[EXERCISE GOAL] Using the listing below, please gather every line containing the word "κάτοχος".

[DATASET EXTRACT]
[BEGIN]

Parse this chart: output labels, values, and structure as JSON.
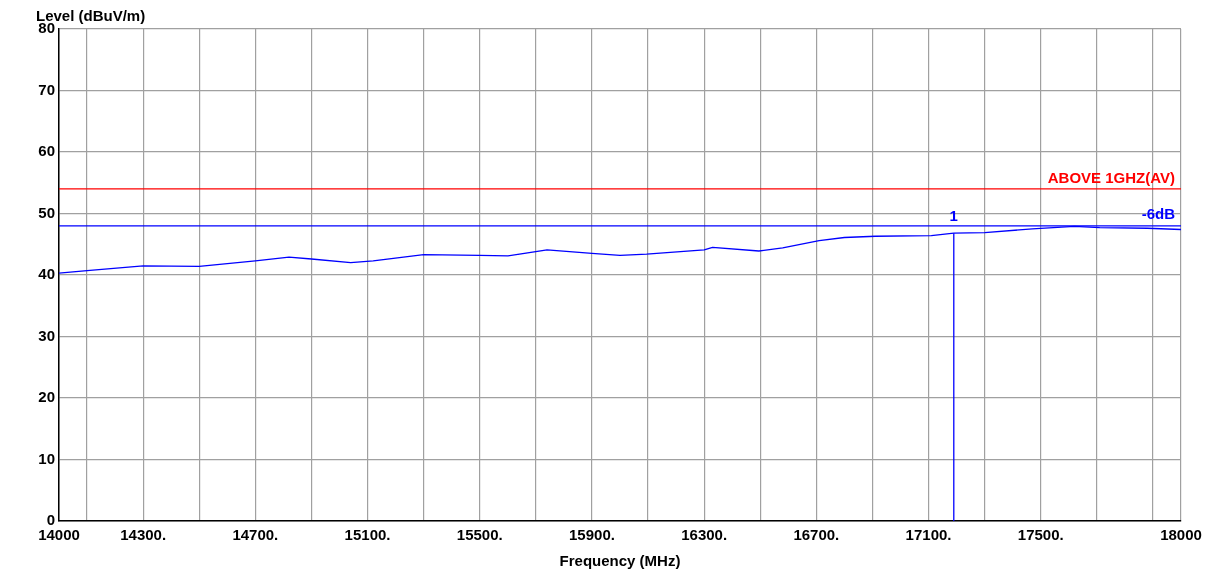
{
  "chart_data": {
    "type": "line",
    "xlabel": "Frequency (MHz)",
    "ylabel": "Level (dBuV/m)",
    "x": [
      14000,
      14100,
      14300,
      14500,
      14700,
      14820,
      14900,
      15040,
      15120,
      15300,
      15500,
      15600,
      15740,
      15900,
      16000,
      16095,
      16300,
      16330,
      16495,
      16580,
      16710,
      16800,
      16910,
      17110,
      17190,
      17300,
      17470,
      17620,
      17710,
      17880,
      18000
    ],
    "series": [
      {
        "color": "#0000ff",
        "values": [
          40.3,
          40.7,
          41.5,
          41.4,
          42.3,
          42.9,
          42.6,
          42.0,
          42.3,
          43.3,
          43.2,
          43.1,
          44.1,
          43.5,
          43.2,
          43.4,
          44.1,
          44.5,
          43.9,
          44.4,
          45.6,
          46.1,
          46.3,
          46.4,
          46.8,
          46.9,
          47.5,
          47.9,
          47.7,
          47.6,
          47.4
        ]
      }
    ],
    "xlim": [
      14000,
      18000
    ],
    "xticks": [
      {
        "value": 14000,
        "label": "14000"
      },
      {
        "value": 14100,
        "label": null
      },
      {
        "value": 14300,
        "label": "14300."
      },
      {
        "value": 14500,
        "label": null
      },
      {
        "value": 14700,
        "label": "14700."
      },
      {
        "value": 14900,
        "label": null
      },
      {
        "value": 15100,
        "label": "15100."
      },
      {
        "value": 15300,
        "label": null
      },
      {
        "value": 15500,
        "label": "15500."
      },
      {
        "value": 15700,
        "label": null
      },
      {
        "value": 15900,
        "label": "15900."
      },
      {
        "value": 16100,
        "label": null
      },
      {
        "value": 16300,
        "label": "16300."
      },
      {
        "value": 16500,
        "label": null
      },
      {
        "value": 16700,
        "label": "16700."
      },
      {
        "value": 16900,
        "label": null
      },
      {
        "value": 17100,
        "label": "17100."
      },
      {
        "value": 17300,
        "label": null
      },
      {
        "value": 17500,
        "label": "17500."
      },
      {
        "value": 17700,
        "label": null
      },
      {
        "value": 17900,
        "label": null
      },
      {
        "value": 18000,
        "label": "18000"
      }
    ],
    "ylim": [
      0,
      80
    ],
    "yticks": [
      0,
      10,
      20,
      30,
      40,
      50,
      60,
      70,
      80
    ],
    "grid": true,
    "legend": false,
    "marker": "none",
    "line_style": "solid",
    "ref_lines": [
      {
        "axis": "y",
        "value": 54,
        "label": "ABOVE 1GHZ(AV)",
        "color": "#ff0000"
      },
      {
        "axis": "y",
        "value": 48,
        "label": "-6dB",
        "color": "#0000ff"
      },
      {
        "axis": "x",
        "value": 17190,
        "color": "#0000ff"
      }
    ],
    "annotations": [
      {
        "text": "1",
        "x": 17190,
        "y": 46.8
      }
    ]
  }
}
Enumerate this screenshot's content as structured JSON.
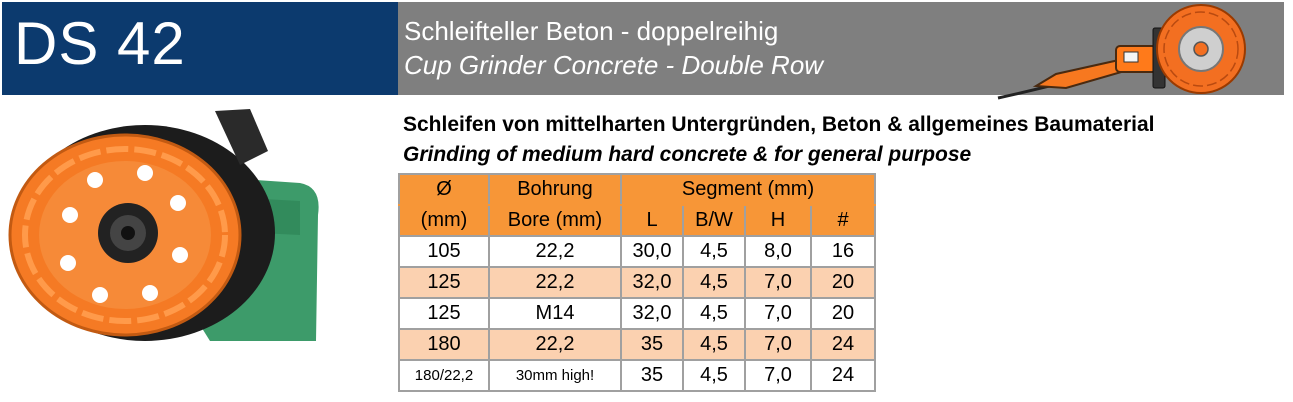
{
  "header": {
    "product_code": "DS 42",
    "title_de": "Schleifteller Beton - doppelreihig",
    "title_en": "Cup Grinder Concrete - Double Row"
  },
  "description": {
    "de": "Schleifen von mittelharten Untergründen, Beton & allgemeines Baumaterial",
    "en": "Grinding of medium hard concrete & for general purpose"
  },
  "table": {
    "headers": {
      "diameter_symbol": "Ø",
      "diameter_unit": "(mm)",
      "bore_de": "Bohrung",
      "bore_en": "Bore (mm)",
      "segment": "Segment (mm)",
      "l": "L",
      "bw": "B/W",
      "h": "H",
      "count": "#"
    },
    "rows": [
      {
        "diameter": "105",
        "bore": "22,2",
        "l": "30,0",
        "bw": "4,5",
        "h": "8,0",
        "count": "16"
      },
      {
        "diameter": "125",
        "bore": "22,2",
        "l": "32,0",
        "bw": "4,5",
        "h": "7,0",
        "count": "20"
      },
      {
        "diameter": "125",
        "bore": "M14",
        "l": "32,0",
        "bw": "4,5",
        "h": "7,0",
        "count": "20"
      },
      {
        "diameter": "180",
        "bore": "22,2",
        "l": "35",
        "bw": "4,5",
        "h": "7,0",
        "count": "24"
      },
      {
        "diameter": "180/22,2",
        "bore": "30mm high!",
        "l": "35",
        "bw": "4,5",
        "h": "7,0",
        "count": "24"
      }
    ]
  },
  "colors": {
    "header_blue": "#0c3a6e",
    "header_gray": "#7f7f7f",
    "table_orange": "#f79637",
    "row_peach": "#fbd1b0"
  }
}
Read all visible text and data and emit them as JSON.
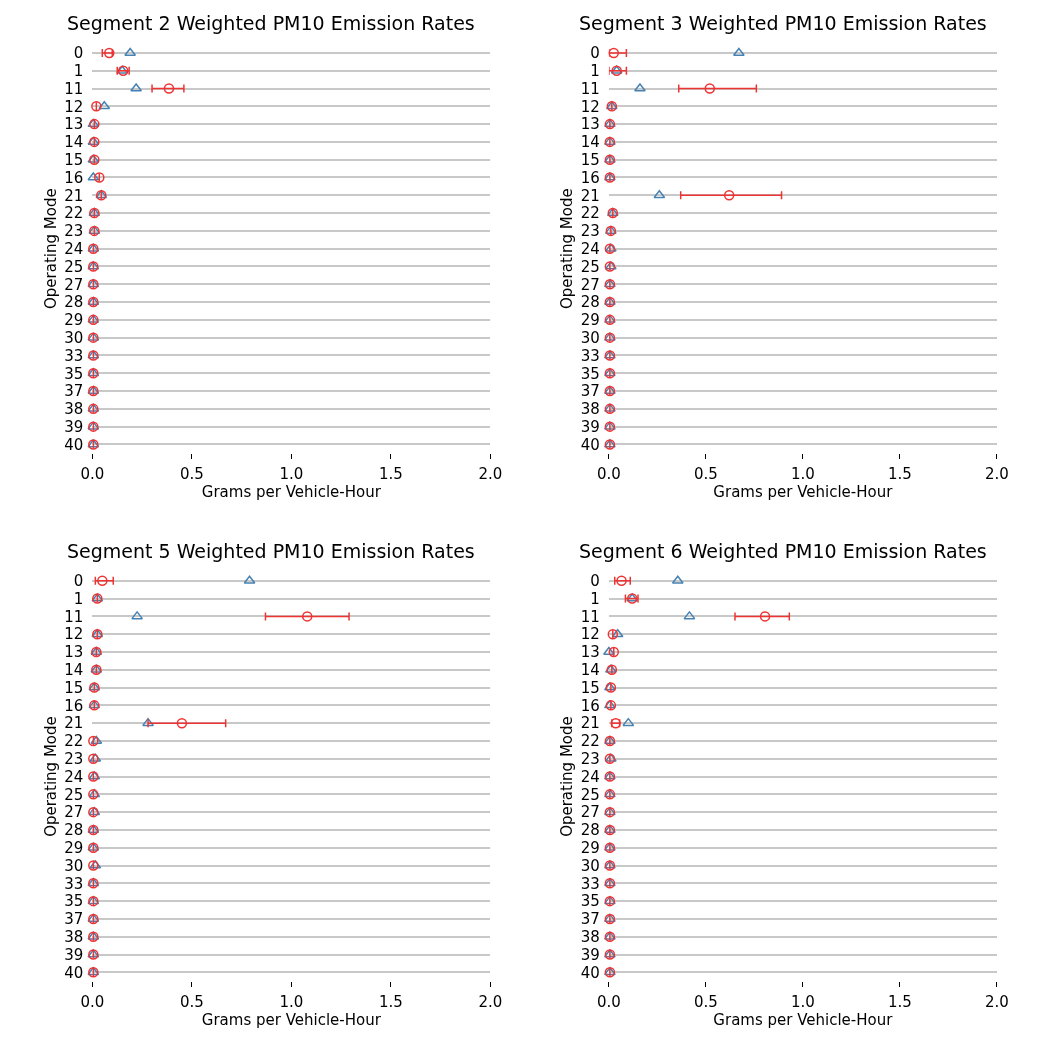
{
  "chart_data": [
    {
      "type": "scatter",
      "orientation": "horizontal",
      "title": "Segment 2 Weighted PM10 Emission Rates",
      "xlabel": "Grams per Vehicle-Hour",
      "ylabel": "Operating Mode",
      "categories": [
        "0",
        "1",
        "11",
        "12",
        "13",
        "14",
        "15",
        "16",
        "21",
        "22",
        "23",
        "24",
        "25",
        "27",
        "28",
        "29",
        "30",
        "33",
        "35",
        "37",
        "38",
        "39",
        "40"
      ],
      "xlim": [
        0,
        2
      ],
      "xticks": [
        {
          "value": 0,
          "label": "0.0"
        },
        {
          "value": 0.5,
          "label": "0.5"
        },
        {
          "value": 1,
          "label": "1.0"
        },
        {
          "value": 1.5,
          "label": "1.5"
        },
        {
          "value": 2,
          "label": "2.0"
        }
      ],
      "grid": "y",
      "series": [
        {
          "color": "#4682b4",
          "marker": "triangle",
          "values": [
            0.19,
            0.15,
            0.22,
            0.06,
            0.005,
            0.005,
            0.005,
            0.005,
            0.045,
            0.01,
            0.01,
            0.005,
            0.005,
            0.005,
            0.005,
            0.005,
            0.005,
            0.005,
            0.005,
            0.005,
            0.005,
            0.005,
            0.005
          ]
        },
        {
          "color": "#ee3333",
          "marker": "circle",
          "values": [
            0.085,
            0.155,
            0.385,
            0.02,
            0.01,
            0.01,
            0.01,
            0.035,
            0.045,
            0.01,
            0.01,
            0.005,
            0.005,
            0.005,
            0.005,
            0.005,
            0.005,
            0.005,
            0.005,
            0.005,
            0.005,
            0.005,
            0.005
          ],
          "errors": [
            [
              0.05,
              0.1
            ],
            [
              0.125,
              0.185
            ],
            [
              0.3,
              0.46
            ],
            null,
            null,
            null,
            null,
            null,
            null,
            null,
            null,
            null,
            null,
            null,
            null,
            null,
            null,
            null,
            null,
            null,
            null,
            null,
            null
          ]
        }
      ]
    },
    {
      "type": "scatter",
      "orientation": "horizontal",
      "title": "Segment 3 Weighted PM10 Emission Rates",
      "xlabel": "Grams per Vehicle-Hour",
      "ylabel": "Operating Mode",
      "categories": [
        "0",
        "1",
        "11",
        "12",
        "13",
        "14",
        "15",
        "16",
        "21",
        "22",
        "23",
        "24",
        "25",
        "27",
        "28",
        "29",
        "30",
        "33",
        "35",
        "37",
        "38",
        "39",
        "40"
      ],
      "xlim": [
        0,
        2
      ],
      "xticks": [
        {
          "value": 0,
          "label": "0.0"
        },
        {
          "value": 0.5,
          "label": "0.5"
        },
        {
          "value": 1,
          "label": "1.0"
        },
        {
          "value": 1.5,
          "label": "1.5"
        },
        {
          "value": 2,
          "label": "2.0"
        }
      ],
      "grid": "y",
      "series": [
        {
          "color": "#4682b4",
          "marker": "triangle",
          "values": [
            0.67,
            0.04,
            0.16,
            0.015,
            0.005,
            0.005,
            0.005,
            0.005,
            0.26,
            0.02,
            0.01,
            0.01,
            0.01,
            0.005,
            0.005,
            0.005,
            0.005,
            0.005,
            0.005,
            0.005,
            0.005,
            0.005,
            0.005
          ]
        },
        {
          "color": "#ee3333",
          "marker": "circle",
          "values": [
            0.025,
            0.04,
            0.52,
            0.015,
            0.005,
            0.005,
            0.005,
            0.005,
            0.62,
            0.02,
            0.01,
            0.005,
            0.005,
            0.005,
            0.005,
            0.005,
            0.005,
            0.005,
            0.005,
            0.005,
            0.005,
            0.005,
            0.005
          ],
          "errors": [
            [
              0,
              0.09
            ],
            [
              0,
              0.09
            ],
            [
              0.36,
              0.76
            ],
            null,
            null,
            null,
            null,
            null,
            [
              0.37,
              0.89
            ],
            null,
            null,
            null,
            null,
            null,
            null,
            null,
            null,
            null,
            null,
            null,
            null,
            null,
            null
          ]
        }
      ]
    },
    {
      "type": "scatter",
      "orientation": "horizontal",
      "title": "Segment 5 Weighted PM10 Emission Rates",
      "xlabel": "Grams per Vehicle-Hour",
      "ylabel": "Operating Mode",
      "categories": [
        "0",
        "1",
        "11",
        "12",
        "13",
        "14",
        "15",
        "16",
        "21",
        "22",
        "23",
        "24",
        "25",
        "27",
        "28",
        "29",
        "30",
        "33",
        "35",
        "37",
        "38",
        "39",
        "40"
      ],
      "xlim": [
        0,
        2
      ],
      "xticks": [
        {
          "value": 0,
          "label": "0.0"
        },
        {
          "value": 0.5,
          "label": "0.5"
        },
        {
          "value": 1,
          "label": "1.0"
        },
        {
          "value": 1.5,
          "label": "1.5"
        },
        {
          "value": 2,
          "label": "2.0"
        }
      ],
      "grid": "y",
      "series": [
        {
          "color": "#4682b4",
          "marker": "triangle",
          "values": [
            0.79,
            0.025,
            0.225,
            0.025,
            0.02,
            0.02,
            0.01,
            0.01,
            0.28,
            0.02,
            0.015,
            0.01,
            0.01,
            0.01,
            0.005,
            0.005,
            0.015,
            0.005,
            0.005,
            0.005,
            0.005,
            0.005,
            0.005
          ]
        },
        {
          "color": "#ee3333",
          "marker": "circle",
          "values": [
            0.05,
            0.025,
            1.08,
            0.025,
            0.02,
            0.02,
            0.01,
            0.01,
            0.45,
            0.005,
            0.005,
            0.005,
            0.005,
            0.005,
            0.005,
            0.005,
            0.005,
            0.005,
            0.005,
            0.005,
            0.005,
            0.005,
            0.005
          ],
          "errors": [
            [
              0.015,
              0.105
            ],
            null,
            [
              0.87,
              1.29
            ],
            null,
            null,
            null,
            null,
            null,
            [
              0.28,
              0.67
            ],
            null,
            null,
            null,
            null,
            null,
            null,
            null,
            null,
            null,
            null,
            null,
            null,
            null,
            null
          ]
        }
      ]
    },
    {
      "type": "scatter",
      "orientation": "horizontal",
      "title": "Segment 6 Weighted PM10 Emission Rates",
      "xlabel": "Grams per Vehicle-Hour",
      "ylabel": "Operating Mode",
      "categories": [
        "0",
        "1",
        "11",
        "12",
        "13",
        "14",
        "15",
        "16",
        "21",
        "22",
        "23",
        "24",
        "25",
        "27",
        "28",
        "29",
        "30",
        "33",
        "35",
        "37",
        "38",
        "39",
        "40"
      ],
      "xlim": [
        0,
        2
      ],
      "xticks": [
        {
          "value": 0,
          "label": "0.0"
        },
        {
          "value": 0.5,
          "label": "0.5"
        },
        {
          "value": 1,
          "label": "1.0"
        },
        {
          "value": 1.5,
          "label": "1.5"
        },
        {
          "value": 2,
          "label": "2.0"
        }
      ],
      "grid": "y",
      "series": [
        {
          "color": "#4682b4",
          "marker": "triangle",
          "values": [
            0.355,
            0.12,
            0.415,
            0.045,
            0.0,
            0.01,
            0.005,
            0.005,
            0.1,
            0.005,
            0.01,
            0.005,
            0.005,
            0.005,
            0.005,
            0.005,
            0.005,
            0.005,
            0.005,
            0.005,
            0.005,
            0.005,
            0.005
          ]
        },
        {
          "color": "#ee3333",
          "marker": "circle",
          "values": [
            0.065,
            0.12,
            0.805,
            0.02,
            0.025,
            0.015,
            0.01,
            0.01,
            0.035,
            0.005,
            0.005,
            0.005,
            0.005,
            0.005,
            0.005,
            0.005,
            0.005,
            0.005,
            0.005,
            0.005,
            0.005,
            0.005,
            0.005
          ],
          "errors": [
            [
              0.03,
              0.11
            ],
            [
              0.085,
              0.15
            ],
            [
              0.65,
              0.93
            ],
            null,
            null,
            null,
            null,
            null,
            [
              0.015,
              0.055
            ],
            null,
            null,
            null,
            null,
            null,
            null,
            null,
            null,
            null,
            null,
            null,
            null,
            null,
            null
          ]
        }
      ]
    }
  ]
}
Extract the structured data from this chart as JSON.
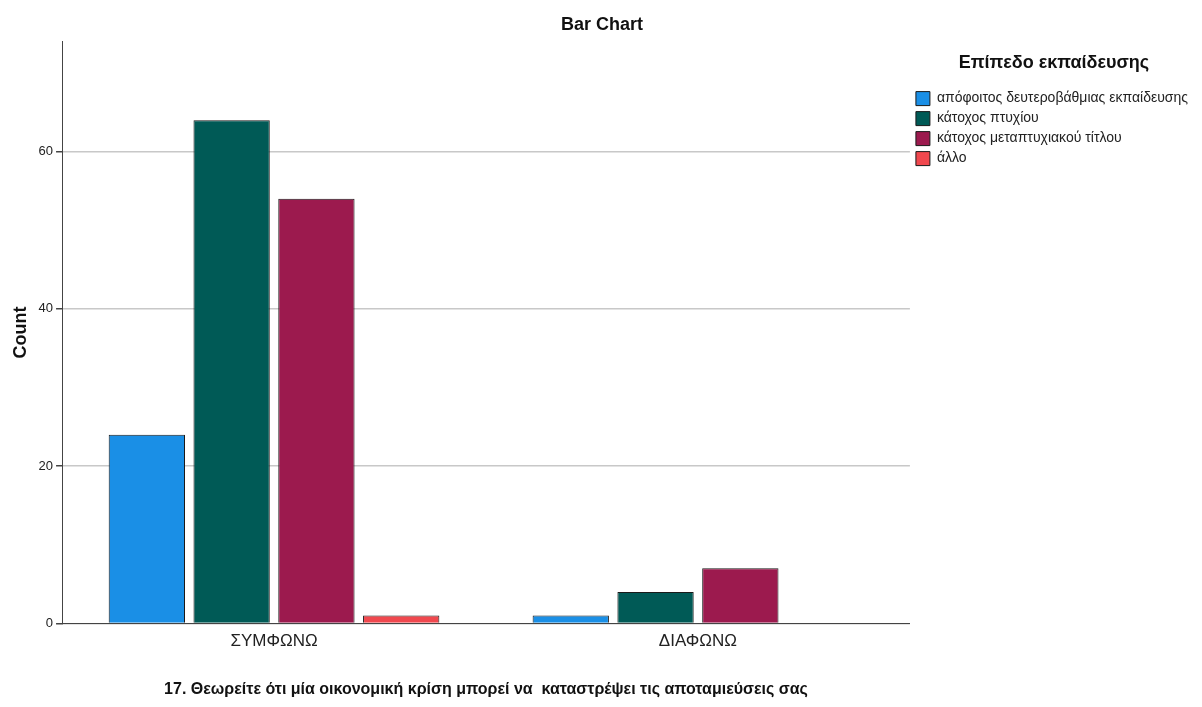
{
  "chart_data": {
    "type": "bar",
    "title": "Bar Chart",
    "xlabel": "17. Θεωρείτε ότι μία οικονομική κρίση μπορεί να  καταστρέψει τις αποταμιεύσεις σας",
    "ylabel": "Count",
    "legend_title": "Επίπεδο εκπαίδευσης",
    "categories": [
      "ΣΥΜΦΩΝΩ",
      "ΔΙΑΦΩΝΩ"
    ],
    "series": [
      {
        "name": "απόφοιτος δευτεροβάθμιας εκπαίδευσης",
        "color": "#1a8fe6",
        "values": [
          24,
          1
        ]
      },
      {
        "name": "κάτοχος πτυχίου",
        "color": "#005a56",
        "values": [
          64,
          4
        ]
      },
      {
        "name": "κάτοχος μεταπτυχιακού τίτλου",
        "color": "#9c1a4e",
        "values": [
          54,
          7
        ]
      },
      {
        "name": "άλλο",
        "color": "#f0484e",
        "values": [
          1,
          null
        ]
      }
    ],
    "ylim": [
      0,
      74
    ],
    "yticks": [
      0,
      20,
      40,
      60
    ],
    "grid": "y",
    "legend": "top right"
  }
}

[END]

[THE RESPONSE]
        "name": "κάτοχος πτυχίου",
        "name": "κάτοχος μεταπτυχιακού τίτλου",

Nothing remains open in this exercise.